--- EXERCISE BRIEF ---
Count how many lines below include the string "this", and give that number without anything else.

--- INPUT RECORDS ---
>>>
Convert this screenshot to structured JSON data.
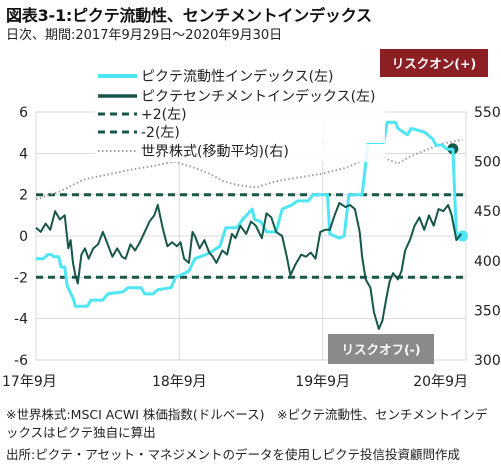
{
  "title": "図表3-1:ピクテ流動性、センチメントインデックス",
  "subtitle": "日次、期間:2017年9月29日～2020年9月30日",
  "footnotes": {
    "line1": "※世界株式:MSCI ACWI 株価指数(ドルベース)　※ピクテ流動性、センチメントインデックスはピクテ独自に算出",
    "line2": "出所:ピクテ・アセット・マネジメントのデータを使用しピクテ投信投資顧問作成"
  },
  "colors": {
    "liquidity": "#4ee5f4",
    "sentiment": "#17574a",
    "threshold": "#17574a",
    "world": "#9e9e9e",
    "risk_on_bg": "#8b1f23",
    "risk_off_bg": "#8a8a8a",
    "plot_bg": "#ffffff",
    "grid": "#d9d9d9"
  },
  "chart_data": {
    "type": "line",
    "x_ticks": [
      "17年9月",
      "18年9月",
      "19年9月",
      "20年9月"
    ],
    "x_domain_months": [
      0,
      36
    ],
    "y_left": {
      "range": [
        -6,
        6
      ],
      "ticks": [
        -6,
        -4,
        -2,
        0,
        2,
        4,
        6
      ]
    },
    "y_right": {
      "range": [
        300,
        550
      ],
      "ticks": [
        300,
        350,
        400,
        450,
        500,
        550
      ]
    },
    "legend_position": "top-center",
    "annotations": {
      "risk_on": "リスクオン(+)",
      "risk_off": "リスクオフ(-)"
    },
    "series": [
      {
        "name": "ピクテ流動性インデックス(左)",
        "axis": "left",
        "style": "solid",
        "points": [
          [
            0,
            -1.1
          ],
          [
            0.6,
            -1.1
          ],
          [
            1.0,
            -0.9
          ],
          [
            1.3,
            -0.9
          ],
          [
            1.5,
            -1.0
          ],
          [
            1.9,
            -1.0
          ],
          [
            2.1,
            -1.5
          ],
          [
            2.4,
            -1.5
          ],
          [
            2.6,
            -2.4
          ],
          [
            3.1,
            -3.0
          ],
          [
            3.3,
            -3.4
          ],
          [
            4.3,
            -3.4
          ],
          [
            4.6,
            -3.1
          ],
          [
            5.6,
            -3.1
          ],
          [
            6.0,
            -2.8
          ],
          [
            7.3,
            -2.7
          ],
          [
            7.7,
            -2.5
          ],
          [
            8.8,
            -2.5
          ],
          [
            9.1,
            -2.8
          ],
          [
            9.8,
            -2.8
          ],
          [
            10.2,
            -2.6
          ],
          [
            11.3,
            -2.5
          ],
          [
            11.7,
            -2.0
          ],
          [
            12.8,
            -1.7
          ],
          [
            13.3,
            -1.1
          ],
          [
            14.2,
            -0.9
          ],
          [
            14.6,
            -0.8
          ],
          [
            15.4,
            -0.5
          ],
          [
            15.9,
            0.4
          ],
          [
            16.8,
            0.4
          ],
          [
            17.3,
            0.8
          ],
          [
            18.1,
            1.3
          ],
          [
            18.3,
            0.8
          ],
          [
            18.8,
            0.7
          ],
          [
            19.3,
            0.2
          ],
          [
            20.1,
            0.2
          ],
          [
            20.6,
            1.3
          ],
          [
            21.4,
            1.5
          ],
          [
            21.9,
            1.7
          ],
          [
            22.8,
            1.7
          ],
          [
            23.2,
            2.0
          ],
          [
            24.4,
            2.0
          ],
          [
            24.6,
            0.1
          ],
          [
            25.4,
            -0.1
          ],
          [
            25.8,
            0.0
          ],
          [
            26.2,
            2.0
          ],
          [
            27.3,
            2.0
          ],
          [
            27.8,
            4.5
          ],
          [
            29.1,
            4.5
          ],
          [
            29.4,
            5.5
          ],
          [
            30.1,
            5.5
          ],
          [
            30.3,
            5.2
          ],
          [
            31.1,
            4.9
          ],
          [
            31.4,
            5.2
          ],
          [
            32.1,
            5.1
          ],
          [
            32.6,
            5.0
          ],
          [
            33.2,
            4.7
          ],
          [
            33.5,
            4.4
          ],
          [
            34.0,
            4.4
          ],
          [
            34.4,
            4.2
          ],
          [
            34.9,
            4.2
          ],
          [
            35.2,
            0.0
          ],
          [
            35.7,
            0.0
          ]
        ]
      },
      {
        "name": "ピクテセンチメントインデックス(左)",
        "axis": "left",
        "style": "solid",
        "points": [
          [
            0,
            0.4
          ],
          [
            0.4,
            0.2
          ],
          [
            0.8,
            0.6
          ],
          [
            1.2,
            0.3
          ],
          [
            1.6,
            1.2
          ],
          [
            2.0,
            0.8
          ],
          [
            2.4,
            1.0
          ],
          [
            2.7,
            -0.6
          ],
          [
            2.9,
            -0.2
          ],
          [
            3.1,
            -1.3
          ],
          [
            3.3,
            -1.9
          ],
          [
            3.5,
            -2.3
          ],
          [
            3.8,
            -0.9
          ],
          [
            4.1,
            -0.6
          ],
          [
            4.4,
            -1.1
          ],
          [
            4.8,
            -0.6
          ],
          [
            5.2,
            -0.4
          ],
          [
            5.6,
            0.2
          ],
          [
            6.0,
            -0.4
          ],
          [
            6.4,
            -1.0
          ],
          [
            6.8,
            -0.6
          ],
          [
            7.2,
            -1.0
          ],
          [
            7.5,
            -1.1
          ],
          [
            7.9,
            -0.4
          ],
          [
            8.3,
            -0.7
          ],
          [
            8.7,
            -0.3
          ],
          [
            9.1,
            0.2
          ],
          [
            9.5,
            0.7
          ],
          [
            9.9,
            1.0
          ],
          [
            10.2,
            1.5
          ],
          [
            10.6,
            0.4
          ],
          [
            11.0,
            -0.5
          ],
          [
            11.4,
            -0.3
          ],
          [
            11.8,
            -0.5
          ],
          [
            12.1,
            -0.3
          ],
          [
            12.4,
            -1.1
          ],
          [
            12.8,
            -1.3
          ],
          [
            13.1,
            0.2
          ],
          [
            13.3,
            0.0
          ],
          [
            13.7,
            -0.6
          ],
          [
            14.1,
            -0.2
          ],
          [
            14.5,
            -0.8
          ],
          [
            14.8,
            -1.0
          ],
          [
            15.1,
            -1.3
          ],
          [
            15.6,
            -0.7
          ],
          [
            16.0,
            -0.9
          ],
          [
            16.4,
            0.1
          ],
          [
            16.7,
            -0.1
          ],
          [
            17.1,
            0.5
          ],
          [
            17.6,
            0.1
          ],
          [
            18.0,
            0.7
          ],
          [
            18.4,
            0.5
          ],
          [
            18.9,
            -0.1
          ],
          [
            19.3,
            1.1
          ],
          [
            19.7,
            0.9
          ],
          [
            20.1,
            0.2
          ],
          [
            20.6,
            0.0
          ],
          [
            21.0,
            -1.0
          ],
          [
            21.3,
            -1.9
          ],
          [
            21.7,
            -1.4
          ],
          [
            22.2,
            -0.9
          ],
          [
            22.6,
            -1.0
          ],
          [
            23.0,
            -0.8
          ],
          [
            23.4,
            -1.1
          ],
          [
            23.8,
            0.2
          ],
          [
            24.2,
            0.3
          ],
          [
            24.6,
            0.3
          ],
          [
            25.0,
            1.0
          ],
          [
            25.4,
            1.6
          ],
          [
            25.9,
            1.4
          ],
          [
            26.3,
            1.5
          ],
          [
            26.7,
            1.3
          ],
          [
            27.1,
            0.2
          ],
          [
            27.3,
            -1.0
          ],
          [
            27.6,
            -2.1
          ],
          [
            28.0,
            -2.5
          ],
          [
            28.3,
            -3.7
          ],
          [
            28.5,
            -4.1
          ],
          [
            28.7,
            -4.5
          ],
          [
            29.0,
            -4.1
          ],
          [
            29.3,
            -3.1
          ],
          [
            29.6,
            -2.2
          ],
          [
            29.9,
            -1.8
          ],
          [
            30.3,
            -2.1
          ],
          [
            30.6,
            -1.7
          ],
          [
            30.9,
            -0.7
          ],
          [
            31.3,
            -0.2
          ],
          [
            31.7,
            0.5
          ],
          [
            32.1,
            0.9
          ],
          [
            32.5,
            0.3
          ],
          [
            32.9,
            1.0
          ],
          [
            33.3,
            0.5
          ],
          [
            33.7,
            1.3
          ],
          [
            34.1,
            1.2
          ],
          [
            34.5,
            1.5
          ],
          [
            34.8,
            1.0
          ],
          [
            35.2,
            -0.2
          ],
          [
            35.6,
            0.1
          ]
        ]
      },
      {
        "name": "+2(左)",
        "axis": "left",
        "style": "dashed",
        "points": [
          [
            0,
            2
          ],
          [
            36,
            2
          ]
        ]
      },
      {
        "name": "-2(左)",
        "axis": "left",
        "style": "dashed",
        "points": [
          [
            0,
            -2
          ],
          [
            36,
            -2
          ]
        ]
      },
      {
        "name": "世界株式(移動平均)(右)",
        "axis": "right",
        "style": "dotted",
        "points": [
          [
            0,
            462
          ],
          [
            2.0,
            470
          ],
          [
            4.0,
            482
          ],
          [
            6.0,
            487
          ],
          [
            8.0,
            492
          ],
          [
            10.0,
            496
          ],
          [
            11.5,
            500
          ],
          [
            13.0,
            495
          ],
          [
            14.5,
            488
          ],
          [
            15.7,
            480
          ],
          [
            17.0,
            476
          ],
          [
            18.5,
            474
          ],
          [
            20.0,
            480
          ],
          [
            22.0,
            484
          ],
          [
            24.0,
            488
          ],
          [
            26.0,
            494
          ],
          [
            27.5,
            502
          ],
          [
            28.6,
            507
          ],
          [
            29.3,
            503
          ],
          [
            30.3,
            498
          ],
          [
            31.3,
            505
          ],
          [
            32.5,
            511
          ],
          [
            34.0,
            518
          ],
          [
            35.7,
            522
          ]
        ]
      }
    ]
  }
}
<<<
>>>
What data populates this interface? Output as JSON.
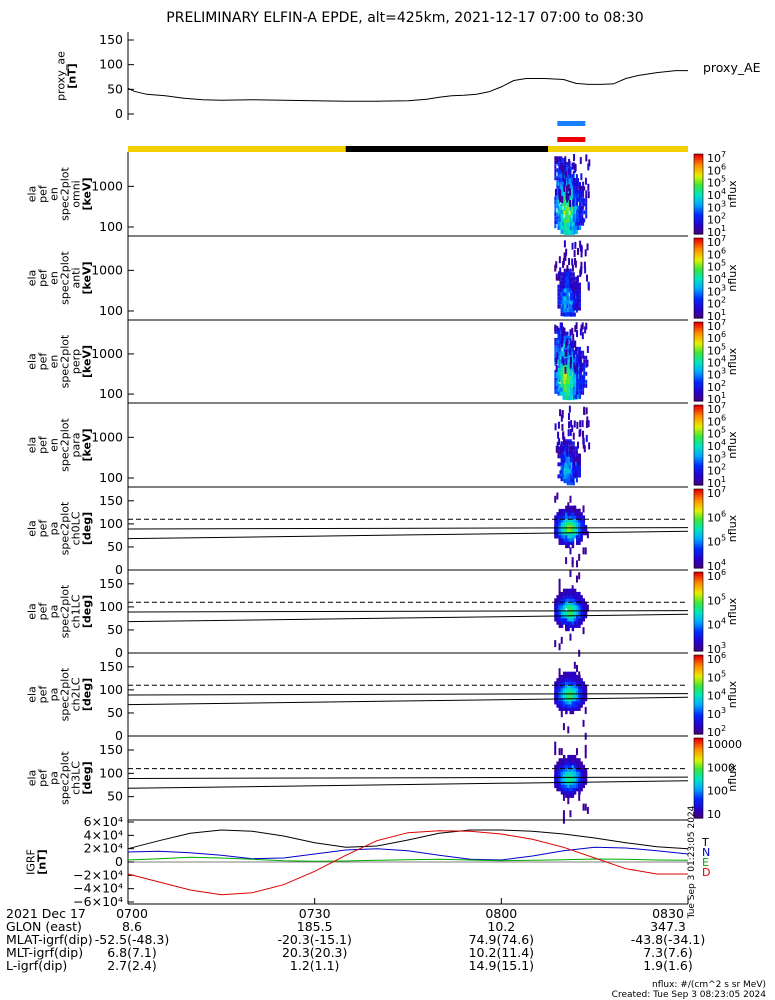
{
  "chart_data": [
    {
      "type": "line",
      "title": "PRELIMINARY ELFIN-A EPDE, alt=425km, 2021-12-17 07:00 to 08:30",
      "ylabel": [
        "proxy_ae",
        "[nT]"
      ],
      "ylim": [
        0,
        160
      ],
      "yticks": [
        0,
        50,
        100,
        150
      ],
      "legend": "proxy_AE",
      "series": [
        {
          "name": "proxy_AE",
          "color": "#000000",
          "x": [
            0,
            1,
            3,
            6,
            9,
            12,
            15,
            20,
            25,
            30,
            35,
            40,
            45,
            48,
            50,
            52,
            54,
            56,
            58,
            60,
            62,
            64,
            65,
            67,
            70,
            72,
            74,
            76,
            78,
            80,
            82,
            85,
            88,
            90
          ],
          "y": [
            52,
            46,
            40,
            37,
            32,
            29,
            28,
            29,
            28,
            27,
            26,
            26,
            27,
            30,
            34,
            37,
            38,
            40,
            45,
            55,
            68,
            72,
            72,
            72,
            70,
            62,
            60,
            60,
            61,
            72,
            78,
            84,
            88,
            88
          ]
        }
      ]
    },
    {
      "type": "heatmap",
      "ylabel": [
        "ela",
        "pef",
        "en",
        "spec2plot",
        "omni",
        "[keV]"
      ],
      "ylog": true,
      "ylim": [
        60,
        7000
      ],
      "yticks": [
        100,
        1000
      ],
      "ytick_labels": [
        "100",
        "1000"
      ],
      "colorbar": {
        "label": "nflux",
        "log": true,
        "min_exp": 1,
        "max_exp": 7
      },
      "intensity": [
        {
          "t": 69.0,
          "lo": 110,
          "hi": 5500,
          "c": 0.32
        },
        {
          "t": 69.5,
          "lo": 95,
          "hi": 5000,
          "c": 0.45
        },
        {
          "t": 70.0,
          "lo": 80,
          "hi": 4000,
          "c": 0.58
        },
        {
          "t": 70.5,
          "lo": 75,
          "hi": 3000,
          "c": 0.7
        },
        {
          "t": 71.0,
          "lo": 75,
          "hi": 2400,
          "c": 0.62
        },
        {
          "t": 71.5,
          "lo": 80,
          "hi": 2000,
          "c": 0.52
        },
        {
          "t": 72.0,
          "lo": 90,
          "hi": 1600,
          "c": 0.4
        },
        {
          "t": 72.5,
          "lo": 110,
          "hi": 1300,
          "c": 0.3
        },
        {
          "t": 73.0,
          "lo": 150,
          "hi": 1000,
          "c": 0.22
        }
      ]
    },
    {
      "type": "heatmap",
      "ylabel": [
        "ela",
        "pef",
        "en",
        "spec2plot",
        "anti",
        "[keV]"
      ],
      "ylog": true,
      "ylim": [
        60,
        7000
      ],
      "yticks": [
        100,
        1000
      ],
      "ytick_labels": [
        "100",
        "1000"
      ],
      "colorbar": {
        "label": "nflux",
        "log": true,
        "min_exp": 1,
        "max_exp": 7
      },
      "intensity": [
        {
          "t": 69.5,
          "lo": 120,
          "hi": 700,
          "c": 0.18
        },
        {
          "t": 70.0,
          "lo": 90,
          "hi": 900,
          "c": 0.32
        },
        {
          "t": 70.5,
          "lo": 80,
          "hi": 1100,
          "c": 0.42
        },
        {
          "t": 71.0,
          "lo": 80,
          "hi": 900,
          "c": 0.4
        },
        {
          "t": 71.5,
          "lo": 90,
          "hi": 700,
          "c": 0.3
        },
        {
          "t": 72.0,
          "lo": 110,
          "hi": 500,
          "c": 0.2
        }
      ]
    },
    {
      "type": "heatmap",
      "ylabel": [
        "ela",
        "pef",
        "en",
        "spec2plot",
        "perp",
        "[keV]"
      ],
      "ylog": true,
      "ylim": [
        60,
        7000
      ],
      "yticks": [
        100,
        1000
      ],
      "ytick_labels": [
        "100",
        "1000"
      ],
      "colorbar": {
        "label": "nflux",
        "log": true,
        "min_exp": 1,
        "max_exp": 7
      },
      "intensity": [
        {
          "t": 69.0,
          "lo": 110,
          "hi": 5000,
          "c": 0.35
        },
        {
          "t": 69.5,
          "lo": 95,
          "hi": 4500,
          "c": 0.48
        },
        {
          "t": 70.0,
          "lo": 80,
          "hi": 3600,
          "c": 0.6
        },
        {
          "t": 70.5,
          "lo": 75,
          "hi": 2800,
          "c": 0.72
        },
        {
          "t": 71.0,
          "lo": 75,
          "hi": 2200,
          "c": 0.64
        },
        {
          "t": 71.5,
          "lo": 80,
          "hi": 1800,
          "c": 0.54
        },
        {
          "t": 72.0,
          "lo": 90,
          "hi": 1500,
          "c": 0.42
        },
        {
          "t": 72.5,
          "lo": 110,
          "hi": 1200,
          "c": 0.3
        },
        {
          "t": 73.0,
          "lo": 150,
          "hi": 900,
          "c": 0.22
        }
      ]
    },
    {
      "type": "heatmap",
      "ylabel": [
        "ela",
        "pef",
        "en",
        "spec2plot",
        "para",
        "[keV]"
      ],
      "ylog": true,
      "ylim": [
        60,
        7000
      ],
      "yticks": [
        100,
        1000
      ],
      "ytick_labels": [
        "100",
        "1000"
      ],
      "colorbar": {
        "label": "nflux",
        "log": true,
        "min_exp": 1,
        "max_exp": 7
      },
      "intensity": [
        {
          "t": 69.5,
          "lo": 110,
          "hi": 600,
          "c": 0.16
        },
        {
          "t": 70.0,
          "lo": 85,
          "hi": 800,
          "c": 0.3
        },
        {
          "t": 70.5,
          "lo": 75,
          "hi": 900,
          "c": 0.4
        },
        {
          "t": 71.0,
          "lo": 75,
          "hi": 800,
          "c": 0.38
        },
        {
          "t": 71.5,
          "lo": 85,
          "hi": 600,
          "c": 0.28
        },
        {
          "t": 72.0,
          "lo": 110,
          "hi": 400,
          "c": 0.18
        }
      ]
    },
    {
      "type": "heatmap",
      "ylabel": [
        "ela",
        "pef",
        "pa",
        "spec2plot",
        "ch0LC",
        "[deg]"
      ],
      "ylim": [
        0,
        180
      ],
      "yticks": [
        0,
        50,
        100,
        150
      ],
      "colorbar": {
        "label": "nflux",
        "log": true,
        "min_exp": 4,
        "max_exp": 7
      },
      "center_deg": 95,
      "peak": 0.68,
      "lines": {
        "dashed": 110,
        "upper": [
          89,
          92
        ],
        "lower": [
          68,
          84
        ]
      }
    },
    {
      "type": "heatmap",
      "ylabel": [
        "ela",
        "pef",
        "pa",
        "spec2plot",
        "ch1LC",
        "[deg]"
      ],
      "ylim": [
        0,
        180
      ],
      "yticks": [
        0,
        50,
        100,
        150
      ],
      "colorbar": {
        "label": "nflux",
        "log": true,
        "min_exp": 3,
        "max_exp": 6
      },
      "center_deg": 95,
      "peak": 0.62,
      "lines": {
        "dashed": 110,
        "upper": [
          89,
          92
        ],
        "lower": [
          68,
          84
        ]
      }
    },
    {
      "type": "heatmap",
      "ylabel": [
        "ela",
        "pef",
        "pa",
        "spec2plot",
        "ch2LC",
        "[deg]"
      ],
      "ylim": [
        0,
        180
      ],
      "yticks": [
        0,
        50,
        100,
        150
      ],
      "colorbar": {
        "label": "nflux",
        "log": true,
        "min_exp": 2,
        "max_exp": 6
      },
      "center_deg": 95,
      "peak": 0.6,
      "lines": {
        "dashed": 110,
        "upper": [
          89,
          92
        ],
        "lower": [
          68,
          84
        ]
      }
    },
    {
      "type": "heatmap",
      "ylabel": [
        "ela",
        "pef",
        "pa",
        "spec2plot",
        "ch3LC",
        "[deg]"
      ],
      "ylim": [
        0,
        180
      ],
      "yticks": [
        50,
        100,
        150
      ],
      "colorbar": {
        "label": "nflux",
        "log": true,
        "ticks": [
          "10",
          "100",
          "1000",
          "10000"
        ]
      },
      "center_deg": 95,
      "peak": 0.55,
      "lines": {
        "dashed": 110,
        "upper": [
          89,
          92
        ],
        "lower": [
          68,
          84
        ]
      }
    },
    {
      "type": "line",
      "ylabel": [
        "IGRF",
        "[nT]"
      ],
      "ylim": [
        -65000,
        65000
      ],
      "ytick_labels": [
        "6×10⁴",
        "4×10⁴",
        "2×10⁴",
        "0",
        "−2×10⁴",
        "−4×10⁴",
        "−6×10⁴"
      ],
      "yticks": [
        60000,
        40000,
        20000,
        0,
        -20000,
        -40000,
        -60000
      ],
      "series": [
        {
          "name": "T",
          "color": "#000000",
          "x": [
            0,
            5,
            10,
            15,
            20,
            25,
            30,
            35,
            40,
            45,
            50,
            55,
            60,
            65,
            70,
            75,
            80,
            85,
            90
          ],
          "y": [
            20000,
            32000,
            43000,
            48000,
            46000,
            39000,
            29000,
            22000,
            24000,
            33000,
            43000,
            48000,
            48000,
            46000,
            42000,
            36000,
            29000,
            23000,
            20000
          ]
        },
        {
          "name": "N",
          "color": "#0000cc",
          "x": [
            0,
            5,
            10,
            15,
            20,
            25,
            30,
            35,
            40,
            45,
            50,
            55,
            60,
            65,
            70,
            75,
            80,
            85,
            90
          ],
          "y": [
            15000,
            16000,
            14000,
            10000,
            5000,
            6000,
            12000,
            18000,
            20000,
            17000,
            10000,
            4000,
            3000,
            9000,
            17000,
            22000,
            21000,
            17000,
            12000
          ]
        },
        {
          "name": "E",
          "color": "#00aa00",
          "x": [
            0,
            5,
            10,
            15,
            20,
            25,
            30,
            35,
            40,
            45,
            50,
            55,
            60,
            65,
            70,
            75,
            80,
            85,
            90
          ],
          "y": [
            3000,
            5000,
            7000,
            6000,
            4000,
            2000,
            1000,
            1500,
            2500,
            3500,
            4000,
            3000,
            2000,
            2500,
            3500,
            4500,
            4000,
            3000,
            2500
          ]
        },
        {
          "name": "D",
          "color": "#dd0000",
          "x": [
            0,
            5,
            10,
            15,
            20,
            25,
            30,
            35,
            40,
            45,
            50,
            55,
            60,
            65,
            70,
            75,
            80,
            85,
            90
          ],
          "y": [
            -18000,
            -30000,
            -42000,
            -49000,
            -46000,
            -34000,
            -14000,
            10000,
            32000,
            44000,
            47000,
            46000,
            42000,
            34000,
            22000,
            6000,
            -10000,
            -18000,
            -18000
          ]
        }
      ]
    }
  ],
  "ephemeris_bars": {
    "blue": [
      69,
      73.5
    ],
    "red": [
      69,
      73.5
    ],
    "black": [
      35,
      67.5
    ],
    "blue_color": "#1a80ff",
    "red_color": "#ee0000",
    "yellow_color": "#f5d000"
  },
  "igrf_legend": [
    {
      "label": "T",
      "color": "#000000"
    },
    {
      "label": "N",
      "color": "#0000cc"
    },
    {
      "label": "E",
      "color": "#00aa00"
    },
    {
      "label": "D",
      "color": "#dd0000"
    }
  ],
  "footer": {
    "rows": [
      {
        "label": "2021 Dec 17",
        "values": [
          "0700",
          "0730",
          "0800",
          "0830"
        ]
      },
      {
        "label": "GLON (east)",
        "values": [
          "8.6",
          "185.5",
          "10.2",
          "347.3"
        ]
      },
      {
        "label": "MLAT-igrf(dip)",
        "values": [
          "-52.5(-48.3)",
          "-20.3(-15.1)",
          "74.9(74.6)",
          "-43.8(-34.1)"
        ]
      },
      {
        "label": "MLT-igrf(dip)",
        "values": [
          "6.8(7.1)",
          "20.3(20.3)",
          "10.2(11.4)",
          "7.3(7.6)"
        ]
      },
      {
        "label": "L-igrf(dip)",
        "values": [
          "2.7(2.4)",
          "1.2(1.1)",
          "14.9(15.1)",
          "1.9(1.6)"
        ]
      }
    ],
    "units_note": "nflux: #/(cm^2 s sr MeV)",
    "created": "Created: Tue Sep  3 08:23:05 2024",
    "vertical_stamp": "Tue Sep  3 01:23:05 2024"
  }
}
<<<
--- CORRECT OUTPUT ---
2